Write out the material below again, unchanged.
· · · · · · ·
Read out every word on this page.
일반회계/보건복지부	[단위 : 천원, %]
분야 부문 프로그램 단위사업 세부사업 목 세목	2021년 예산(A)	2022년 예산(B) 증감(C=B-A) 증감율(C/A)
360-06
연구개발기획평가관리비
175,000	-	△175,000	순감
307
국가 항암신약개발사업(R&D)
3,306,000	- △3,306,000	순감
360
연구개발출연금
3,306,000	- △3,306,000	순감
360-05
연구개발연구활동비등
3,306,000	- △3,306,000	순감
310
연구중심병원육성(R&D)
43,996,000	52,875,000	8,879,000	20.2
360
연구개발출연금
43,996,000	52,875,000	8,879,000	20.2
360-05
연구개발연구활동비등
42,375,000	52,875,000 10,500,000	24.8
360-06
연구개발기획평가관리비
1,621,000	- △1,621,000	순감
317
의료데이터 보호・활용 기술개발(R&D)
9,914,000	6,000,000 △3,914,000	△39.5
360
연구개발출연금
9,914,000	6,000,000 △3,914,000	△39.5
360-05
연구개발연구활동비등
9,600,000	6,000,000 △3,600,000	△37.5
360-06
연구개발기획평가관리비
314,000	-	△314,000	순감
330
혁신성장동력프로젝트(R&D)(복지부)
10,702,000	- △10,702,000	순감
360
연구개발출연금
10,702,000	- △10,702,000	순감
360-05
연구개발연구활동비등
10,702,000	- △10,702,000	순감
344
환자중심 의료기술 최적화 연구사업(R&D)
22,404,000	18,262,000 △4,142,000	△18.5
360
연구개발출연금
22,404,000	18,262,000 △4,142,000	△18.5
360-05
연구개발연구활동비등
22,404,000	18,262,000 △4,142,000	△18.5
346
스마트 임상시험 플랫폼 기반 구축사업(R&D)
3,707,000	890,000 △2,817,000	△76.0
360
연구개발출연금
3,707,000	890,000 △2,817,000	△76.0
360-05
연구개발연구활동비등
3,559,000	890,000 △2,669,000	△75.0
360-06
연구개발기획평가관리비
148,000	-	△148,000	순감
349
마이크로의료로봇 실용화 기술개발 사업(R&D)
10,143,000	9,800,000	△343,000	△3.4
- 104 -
· · · · · · ·
▸ **Output of the exercise**
Read out every word on this page.
일반회계/보건복지부	[단위 : 천원, %]
분야 부문 프로그램 단위사업 세부사업 목 세목	2021년 예산(A)	2022년 예산(B) 증감(C=B-A) 증감율(C/A)
360-06
연구개발기획평가관리비
175,000	-	△175,000	순감
307
국가 항암신약개발사업(R&D)
3,306,000	- △3,306,000	순감
360
연구개발출연금
3,306,000	- △3,306,000	순감
360-05
연구개발연구활동비등
3,306,000	- △3,306,000	순감
310
연구중심병원육성(R&D)
43,996,000	52,875,000	8,879,000	20.2
360
연구개발출연금
43,996,000	52,875,000	8,879,000	20.2
360-05
연구개발연구활동비등
42,375,000	52,875,000 10,500,000	24.8
360-06
연구개발기획평가관리비
1,621,000	- △1,621,000	순감
317
의료데이터 보호・활용 기술개발(R&D)
9,914,000	6,000,000 △3,914,000	△39.5
360
연구개발출연금
9,914,000	6,000,000 △3,914,000	△39.5
360-05
연구개발연구활동비등
9,600,000	6,000,000 △3,600,000	△37.5
360-06
연구개발기획평가관리비
314,000	-	△314,000	순감
330
혁신성장동력프로젝트(R&D)(복지부)
10,702,000	- △10,702,000	순감
360
연구개발출연금
10,702,000	- △10,702,000	순감
360-05
연구개발연구활동비등
10,702,000	- △10,702,000	순감
344
환자중심 의료기술 최적화 연구사업(R&D)
22,404,000	18,262,000 △4,142,000	△18.5
360
연구개발출연금
22,404,000	18,262,000 △4,142,000	△18.5
360-05
연구개발연구활동비등
22,404,000	18,262,000 △4,142,000	△18.5
346
스마트 임상시험 플랫폼 기반 구축사업(R&D)
3,707,000	890,000 △2,817,000	△76.0
360
연구개발출연금
3,707,000	890,000 △2,817,000	△76.0
360-05
연구개발연구활동비등
3,559,000	890,000 △2,669,000	△75.0
360-06
연구개발기획평가관리비
148,000	-	△148,000	순감
349
마이크로의료로봇 실용화 기술개발 사업(R&D)
10,143,000	9,800,000	△343,000	△3.4
- 104 -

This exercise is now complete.